• [Objective]
Print the data exactly, leaving nothing out.

--- Begin ---

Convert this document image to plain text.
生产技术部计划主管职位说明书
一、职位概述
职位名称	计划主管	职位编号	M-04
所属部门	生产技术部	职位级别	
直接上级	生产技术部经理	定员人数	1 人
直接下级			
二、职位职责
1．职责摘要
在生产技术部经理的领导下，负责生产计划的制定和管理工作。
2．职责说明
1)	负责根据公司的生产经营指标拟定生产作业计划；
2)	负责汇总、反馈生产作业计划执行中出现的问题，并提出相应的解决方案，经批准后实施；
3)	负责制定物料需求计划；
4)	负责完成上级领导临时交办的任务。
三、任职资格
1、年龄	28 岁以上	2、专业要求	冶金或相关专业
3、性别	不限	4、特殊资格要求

--- End ---

• [Problem solution]
Convert this document image to plain text.
生产技术部计划主管职位说明书
一、职位概述
职位名称	计划主管	职位编号	M-04
所属部门	生产技术部	职位级别	
直接上级	生产技术部经理	定员人数	1 人
直接下级			
二、职位职责
1．职责摘要
在生产技术部经理的领导下，负责生产计划的制定和管理工作。
2．职责说明
1)	负责根据公司的生产经营指标拟定生产作业计划；
2)	负责汇总、反馈生产作业计划执行中出现的问题，并提出相应的解决方案，经批准后实施；
3)	负责制定物料需求计划；
4)	负责完成上级领导临时交办的任务。
三、任职资格
1、年龄	28 岁以上	2、专业要求	冶金或相关专业
3、性别	不限	4、特殊资格要求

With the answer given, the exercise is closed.